# GIVEN EXERCISE
Do any lines in the data below contain "label"? If so, copy every one of them.

# Data records
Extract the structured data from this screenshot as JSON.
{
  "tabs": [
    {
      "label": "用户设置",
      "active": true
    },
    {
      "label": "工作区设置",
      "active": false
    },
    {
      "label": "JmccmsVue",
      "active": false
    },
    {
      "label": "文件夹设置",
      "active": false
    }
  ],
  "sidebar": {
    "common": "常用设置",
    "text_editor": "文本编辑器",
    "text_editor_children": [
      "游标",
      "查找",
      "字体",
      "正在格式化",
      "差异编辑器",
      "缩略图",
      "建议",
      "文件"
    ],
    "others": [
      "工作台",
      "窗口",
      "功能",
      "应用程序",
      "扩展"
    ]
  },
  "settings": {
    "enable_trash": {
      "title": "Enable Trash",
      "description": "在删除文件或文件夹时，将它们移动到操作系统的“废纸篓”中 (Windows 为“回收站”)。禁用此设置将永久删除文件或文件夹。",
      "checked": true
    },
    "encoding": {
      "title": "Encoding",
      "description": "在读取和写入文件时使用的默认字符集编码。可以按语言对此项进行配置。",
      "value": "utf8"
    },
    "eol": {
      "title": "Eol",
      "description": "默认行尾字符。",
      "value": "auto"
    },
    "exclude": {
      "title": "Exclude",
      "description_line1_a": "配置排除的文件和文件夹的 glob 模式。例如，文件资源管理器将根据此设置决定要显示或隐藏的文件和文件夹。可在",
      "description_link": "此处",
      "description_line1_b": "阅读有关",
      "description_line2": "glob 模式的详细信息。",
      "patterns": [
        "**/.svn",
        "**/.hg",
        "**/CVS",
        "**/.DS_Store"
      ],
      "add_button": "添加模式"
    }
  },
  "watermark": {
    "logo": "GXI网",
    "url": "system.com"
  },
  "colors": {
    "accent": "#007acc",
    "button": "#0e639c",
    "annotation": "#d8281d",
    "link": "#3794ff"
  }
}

# THE COMPLETED TASK
      "label": "用户设置",
      "label": "工作区设置",
      "label": "JmccmsVue",
      "label": "文件夹设置",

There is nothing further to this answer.